• **PROBLEM DESCRIPTION**:
Copy all lines in which the word "ونوره" can be found.

• **DATA SUPPLIED**:

↓

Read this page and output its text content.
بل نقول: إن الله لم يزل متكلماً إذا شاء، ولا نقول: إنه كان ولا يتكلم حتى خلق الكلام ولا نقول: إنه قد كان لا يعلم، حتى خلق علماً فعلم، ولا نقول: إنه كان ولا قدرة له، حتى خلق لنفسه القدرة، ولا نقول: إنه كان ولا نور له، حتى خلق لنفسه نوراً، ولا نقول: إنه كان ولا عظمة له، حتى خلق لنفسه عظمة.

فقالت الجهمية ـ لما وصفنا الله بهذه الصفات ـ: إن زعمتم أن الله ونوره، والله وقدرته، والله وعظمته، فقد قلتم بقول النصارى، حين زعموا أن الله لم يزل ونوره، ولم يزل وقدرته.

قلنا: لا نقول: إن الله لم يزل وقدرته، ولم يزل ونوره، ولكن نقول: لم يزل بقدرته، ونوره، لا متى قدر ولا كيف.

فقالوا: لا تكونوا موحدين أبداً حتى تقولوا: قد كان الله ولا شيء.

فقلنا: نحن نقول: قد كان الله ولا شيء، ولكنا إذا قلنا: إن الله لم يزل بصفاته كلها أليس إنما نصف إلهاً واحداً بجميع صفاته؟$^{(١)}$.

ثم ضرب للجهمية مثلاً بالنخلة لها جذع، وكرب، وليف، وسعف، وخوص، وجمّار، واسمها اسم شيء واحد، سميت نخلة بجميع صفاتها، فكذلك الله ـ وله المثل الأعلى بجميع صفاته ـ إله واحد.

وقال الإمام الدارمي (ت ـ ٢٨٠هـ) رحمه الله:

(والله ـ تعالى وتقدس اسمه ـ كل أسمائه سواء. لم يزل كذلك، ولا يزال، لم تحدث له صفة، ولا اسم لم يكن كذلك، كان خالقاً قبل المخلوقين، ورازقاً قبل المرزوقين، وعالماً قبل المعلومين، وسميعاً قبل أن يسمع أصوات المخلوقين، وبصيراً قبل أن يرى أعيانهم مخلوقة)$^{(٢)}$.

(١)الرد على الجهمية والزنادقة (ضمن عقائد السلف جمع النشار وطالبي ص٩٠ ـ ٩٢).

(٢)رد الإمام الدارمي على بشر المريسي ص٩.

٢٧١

↑
↓

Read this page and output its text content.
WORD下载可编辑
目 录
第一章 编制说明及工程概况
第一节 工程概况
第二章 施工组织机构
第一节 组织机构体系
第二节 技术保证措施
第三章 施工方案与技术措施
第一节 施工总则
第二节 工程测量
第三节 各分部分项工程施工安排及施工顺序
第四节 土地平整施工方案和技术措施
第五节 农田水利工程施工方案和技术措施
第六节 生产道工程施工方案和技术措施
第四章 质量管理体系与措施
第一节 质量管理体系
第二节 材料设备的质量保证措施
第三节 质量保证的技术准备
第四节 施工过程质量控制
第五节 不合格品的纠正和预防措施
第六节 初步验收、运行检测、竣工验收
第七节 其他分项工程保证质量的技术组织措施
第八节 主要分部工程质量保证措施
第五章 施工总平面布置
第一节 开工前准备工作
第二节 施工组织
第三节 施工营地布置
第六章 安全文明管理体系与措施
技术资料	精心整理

↑

• **FULL ANSWER**:
فقالت الجهمية ـ لما وصفنا الله بهذه الصفات ـ: إن زعمتم أن الله ونوره، والله وقدرته، والله وعظمته، فقد قلتم بقول النصارى، حين زعموا أن الله لم يزل ونوره، ولم يزل وقدرته.
قلنا: لا نقول: إن الله لم يزل وقدرته، ولم يزل ونوره، ولكن نقول: لم يزل بقدرته، ونوره، لا متى قدر ولا كيف.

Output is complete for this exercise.